Work to do
Write out all records as given; omit images.

Dataset entries
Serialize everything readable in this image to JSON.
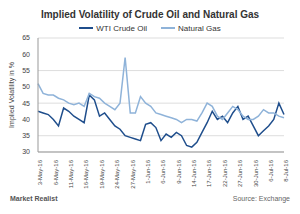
{
  "chart_data": {
    "type": "line",
    "title": "Implied Volatility of Crude Oil and Natural Gas",
    "y_label": "Implied Volatility in %",
    "annotations": [
      "Market Realist",
      "Source: Exchange"
    ],
    "categories": [
      "3-May-16",
      null,
      null,
      "6-May-16",
      null,
      null,
      "11-May-16",
      null,
      null,
      "16-May-16",
      null,
      null,
      "19-May-16",
      null,
      null,
      "24-May-16",
      null,
      null,
      "27-May-16",
      null,
      null,
      "1-Jun-16",
      null,
      null,
      "6-Jun-16",
      null,
      null,
      "9-Jun-16",
      null,
      null,
      "14-Jun-16",
      null,
      null,
      "17-Jun-16",
      null,
      null,
      "22-Jun-16",
      null,
      null,
      "27-Jun-16",
      null,
      null,
      "30-Jun-16",
      null,
      null,
      "6-Jul-16",
      null,
      null,
      "8-Jul-16"
    ],
    "series": [
      {
        "name": "WTI Crude Oil",
        "color": "#1f4e8c",
        "values": [
          42.5,
          42,
          41.5,
          40,
          38,
          43.5,
          42.5,
          41,
          40,
          39,
          47.5,
          46,
          41,
          42,
          40,
          38,
          37,
          35,
          34.5,
          34,
          33.5,
          38.5,
          39,
          37.5,
          33.5,
          35.5,
          34.5,
          36,
          35,
          32,
          31.5,
          33,
          36,
          39,
          42.5,
          40,
          41,
          39,
          42,
          44,
          40,
          41,
          38,
          35,
          36.5,
          38,
          40,
          45,
          41.5
        ]
      },
      {
        "name": "Natural Gas",
        "color": "#8fb3d9",
        "values": [
          51,
          48,
          47.5,
          47.5,
          46.5,
          46,
          45,
          44.5,
          45,
          44,
          48,
          47,
          46.5,
          45,
          44,
          43,
          45,
          59,
          42,
          42,
          47,
          45,
          44,
          42,
          41.5,
          41,
          40.5,
          40,
          39,
          40,
          40,
          39.5,
          42,
          45,
          44,
          41,
          40,
          42,
          44,
          43,
          41,
          40,
          40,
          41,
          43,
          42,
          42,
          41,
          40.5
        ]
      }
    ],
    "ylim": [
      30,
      65
    ],
    "yticks": [
      30,
      35,
      40,
      45,
      50,
      55,
      60,
      65
    ],
    "grid": true,
    "legend": "top"
  }
}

Solution
Serialize everything readable in this image to JSON.
{
  "chart_data": {
    "type": "line",
    "title": "Implied Volatility of Crude Oil and Natural Gas",
    "y_label": "Implied Volatility in %",
    "annotations": [
      "Market Realist",
      "Source: Exchange"
    ],
    "categories": [
      "3-May-16",
      null,
      null,
      "6-May-16",
      null,
      null,
      "11-May-16",
      null,
      null,
      "16-May-16",
      null,
      null,
      "19-May-16",
      null,
      null,
      "24-May-16",
      null,
      null,
      "27-May-16",
      null,
      null,
      "1-Jun-16",
      null,
      null,
      "6-Jun-16",
      null,
      null,
      "9-Jun-16",
      null,
      null,
      "14-Jun-16",
      null,
      null,
      "17-Jun-16",
      null,
      null,
      "22-Jun-16",
      null,
      null,
      "27-Jun-16",
      null,
      null,
      "30-Jun-16",
      null,
      null,
      "6-Jul-16",
      null,
      null,
      "8-Jul-16"
    ],
    "series": [
      {
        "name": "WTI Crude Oil",
        "color": "#1f4e8c",
        "values": [
          42.5,
          42,
          41.5,
          40,
          38,
          43.5,
          42.5,
          41,
          40,
          39,
          47.5,
          46,
          41,
          42,
          40,
          38,
          37,
          35,
          34.5,
          34,
          33.5,
          38.5,
          39,
          37.5,
          33.5,
          35.5,
          34.5,
          36,
          35,
          32,
          31.5,
          33,
          36,
          39,
          42.5,
          40,
          41,
          39,
          42,
          44,
          40,
          41,
          38,
          35,
          36.5,
          38,
          40,
          45,
          41.5
        ]
      },
      {
        "name": "Natural Gas",
        "color": "#8fb3d9",
        "values": [
          51,
          48,
          47.5,
          47.5,
          46.5,
          46,
          45,
          44.5,
          45,
          44,
          48,
          47,
          46.5,
          45,
          44,
          43,
          45,
          59,
          42,
          42,
          47,
          45,
          44,
          42,
          41.5,
          41,
          40.5,
          40,
          39,
          40,
          40,
          39.5,
          42,
          45,
          44,
          41,
          40,
          42,
          44,
          43,
          41,
          40,
          40,
          41,
          43,
          42,
          42,
          41,
          40.5
        ]
      }
    ],
    "ylim": [
      30,
      65
    ],
    "yticks": [
      30,
      35,
      40,
      45,
      50,
      55,
      60,
      65
    ],
    "grid": true,
    "legend": "top"
  }
}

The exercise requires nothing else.